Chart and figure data

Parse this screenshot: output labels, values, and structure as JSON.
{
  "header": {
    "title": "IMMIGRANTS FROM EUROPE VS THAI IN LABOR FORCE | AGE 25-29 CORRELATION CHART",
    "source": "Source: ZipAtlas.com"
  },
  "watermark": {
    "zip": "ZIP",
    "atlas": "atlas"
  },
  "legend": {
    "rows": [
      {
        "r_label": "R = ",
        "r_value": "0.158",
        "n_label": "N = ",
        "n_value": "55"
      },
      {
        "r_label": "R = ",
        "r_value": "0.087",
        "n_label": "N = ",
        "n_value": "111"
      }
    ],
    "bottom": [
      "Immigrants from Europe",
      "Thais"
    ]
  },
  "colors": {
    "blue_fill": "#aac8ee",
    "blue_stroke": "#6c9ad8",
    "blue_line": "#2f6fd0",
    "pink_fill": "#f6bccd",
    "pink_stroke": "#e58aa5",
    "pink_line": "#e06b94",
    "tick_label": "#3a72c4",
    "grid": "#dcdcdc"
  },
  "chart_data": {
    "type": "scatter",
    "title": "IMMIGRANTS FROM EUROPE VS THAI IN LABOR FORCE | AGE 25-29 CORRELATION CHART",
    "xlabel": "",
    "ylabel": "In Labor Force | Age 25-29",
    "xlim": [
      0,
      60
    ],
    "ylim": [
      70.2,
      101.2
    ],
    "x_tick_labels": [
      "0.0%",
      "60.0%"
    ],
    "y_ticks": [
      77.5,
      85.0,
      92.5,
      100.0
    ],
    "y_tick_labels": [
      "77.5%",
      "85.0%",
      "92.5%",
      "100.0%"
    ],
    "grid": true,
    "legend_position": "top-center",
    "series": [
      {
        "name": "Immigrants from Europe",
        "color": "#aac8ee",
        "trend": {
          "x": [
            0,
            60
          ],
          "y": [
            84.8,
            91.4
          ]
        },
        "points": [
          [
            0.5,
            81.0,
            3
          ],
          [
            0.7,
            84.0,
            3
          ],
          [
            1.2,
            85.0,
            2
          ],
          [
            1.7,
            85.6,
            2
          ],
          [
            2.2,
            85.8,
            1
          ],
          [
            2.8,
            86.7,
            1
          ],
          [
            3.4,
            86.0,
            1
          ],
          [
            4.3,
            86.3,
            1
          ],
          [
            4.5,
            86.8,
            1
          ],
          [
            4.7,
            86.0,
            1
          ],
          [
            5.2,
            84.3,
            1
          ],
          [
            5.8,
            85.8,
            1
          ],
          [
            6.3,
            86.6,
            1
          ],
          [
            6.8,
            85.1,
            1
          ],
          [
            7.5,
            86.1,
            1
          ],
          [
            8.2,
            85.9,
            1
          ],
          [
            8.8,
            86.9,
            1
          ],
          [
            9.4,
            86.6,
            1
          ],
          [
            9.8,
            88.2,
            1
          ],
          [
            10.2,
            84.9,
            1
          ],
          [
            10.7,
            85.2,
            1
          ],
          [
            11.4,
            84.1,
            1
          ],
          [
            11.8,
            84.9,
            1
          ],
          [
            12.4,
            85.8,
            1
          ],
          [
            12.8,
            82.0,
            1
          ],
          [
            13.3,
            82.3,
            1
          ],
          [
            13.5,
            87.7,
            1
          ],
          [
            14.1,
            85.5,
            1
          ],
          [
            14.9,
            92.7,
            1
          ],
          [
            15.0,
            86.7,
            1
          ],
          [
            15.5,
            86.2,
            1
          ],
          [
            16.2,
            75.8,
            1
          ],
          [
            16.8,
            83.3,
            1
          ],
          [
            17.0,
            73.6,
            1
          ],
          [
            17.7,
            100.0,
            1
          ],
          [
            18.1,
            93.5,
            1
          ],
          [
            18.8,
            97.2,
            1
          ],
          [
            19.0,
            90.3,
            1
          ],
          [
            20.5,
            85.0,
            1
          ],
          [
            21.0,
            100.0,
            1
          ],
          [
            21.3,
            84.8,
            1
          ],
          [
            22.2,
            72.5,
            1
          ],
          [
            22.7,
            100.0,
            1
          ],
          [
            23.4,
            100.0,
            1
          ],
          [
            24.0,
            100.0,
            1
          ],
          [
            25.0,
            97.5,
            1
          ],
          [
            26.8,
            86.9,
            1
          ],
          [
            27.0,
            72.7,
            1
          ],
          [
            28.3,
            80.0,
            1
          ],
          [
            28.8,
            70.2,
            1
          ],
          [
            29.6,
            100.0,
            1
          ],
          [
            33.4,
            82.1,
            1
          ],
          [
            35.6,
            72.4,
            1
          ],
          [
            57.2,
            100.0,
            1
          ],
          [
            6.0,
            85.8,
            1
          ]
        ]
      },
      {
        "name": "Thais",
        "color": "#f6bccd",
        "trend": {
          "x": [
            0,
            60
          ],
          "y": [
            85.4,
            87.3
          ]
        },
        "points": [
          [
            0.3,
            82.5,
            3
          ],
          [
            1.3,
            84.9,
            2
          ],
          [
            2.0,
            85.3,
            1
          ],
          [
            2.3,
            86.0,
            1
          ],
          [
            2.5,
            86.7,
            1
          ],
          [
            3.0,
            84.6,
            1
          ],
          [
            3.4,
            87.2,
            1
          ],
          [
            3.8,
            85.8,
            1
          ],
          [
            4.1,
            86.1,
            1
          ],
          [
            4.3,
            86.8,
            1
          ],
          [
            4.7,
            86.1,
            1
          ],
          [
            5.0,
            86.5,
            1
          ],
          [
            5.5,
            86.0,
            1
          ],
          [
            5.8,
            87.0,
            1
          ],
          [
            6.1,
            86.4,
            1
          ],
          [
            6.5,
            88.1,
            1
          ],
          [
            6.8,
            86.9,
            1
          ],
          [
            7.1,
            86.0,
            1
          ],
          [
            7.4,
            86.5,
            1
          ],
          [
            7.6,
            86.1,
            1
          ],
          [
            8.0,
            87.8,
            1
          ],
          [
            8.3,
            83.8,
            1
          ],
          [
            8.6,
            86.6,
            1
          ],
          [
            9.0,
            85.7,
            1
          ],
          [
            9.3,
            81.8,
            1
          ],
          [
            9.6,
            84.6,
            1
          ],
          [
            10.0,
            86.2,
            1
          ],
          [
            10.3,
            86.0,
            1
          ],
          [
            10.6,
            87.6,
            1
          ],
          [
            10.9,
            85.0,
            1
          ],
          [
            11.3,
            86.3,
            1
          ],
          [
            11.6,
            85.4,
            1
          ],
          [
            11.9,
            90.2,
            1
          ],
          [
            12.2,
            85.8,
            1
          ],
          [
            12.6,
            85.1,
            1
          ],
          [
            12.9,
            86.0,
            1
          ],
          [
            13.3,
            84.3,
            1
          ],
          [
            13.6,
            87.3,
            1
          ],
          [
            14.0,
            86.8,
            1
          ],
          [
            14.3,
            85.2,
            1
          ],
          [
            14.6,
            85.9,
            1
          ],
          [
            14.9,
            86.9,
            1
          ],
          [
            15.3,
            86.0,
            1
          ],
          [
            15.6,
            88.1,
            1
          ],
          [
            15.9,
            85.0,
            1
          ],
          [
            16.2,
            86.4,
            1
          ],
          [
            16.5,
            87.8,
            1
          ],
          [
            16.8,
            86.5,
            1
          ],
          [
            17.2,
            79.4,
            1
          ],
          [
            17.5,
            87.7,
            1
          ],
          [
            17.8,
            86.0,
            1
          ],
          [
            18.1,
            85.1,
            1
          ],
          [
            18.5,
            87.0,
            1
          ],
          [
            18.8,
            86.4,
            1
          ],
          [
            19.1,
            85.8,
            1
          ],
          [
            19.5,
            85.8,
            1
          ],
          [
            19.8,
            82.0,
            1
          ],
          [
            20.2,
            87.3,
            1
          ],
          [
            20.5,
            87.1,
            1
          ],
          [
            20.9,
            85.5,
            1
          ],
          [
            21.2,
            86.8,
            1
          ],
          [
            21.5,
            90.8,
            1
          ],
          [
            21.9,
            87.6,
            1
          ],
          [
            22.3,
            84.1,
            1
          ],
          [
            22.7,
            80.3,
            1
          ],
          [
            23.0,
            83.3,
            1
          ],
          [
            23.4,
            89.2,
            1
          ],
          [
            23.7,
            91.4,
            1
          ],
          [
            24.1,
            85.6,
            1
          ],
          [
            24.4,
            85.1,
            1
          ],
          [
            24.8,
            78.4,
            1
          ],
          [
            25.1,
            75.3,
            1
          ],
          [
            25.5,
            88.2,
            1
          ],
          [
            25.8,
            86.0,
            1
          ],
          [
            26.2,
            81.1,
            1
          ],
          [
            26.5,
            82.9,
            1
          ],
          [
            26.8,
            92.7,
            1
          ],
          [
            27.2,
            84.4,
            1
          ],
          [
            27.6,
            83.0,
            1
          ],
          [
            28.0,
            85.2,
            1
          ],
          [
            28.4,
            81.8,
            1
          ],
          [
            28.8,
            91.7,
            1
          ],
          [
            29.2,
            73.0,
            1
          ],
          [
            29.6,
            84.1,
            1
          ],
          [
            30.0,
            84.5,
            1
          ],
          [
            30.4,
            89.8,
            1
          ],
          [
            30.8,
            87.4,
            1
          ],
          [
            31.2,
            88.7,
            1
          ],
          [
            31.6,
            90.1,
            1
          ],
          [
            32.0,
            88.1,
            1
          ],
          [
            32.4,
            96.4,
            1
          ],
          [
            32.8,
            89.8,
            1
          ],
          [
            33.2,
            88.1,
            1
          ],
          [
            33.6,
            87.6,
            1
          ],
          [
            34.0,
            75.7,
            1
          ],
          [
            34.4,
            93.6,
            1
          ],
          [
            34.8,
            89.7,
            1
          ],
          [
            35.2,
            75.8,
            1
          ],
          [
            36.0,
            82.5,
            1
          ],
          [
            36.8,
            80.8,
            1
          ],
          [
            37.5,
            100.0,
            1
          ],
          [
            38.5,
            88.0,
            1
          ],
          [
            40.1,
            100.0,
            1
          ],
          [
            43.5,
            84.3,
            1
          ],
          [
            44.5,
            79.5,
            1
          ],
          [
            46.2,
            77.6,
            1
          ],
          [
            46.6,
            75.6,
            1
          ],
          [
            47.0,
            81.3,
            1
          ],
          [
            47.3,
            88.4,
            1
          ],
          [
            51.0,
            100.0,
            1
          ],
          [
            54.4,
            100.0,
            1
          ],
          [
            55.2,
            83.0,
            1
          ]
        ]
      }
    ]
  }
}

## Work to do
Take every line from the records above that has the word "name" and copy it.

## Response for this exercise
        "name": "Immigrants from Europe",
        "name": "Thais",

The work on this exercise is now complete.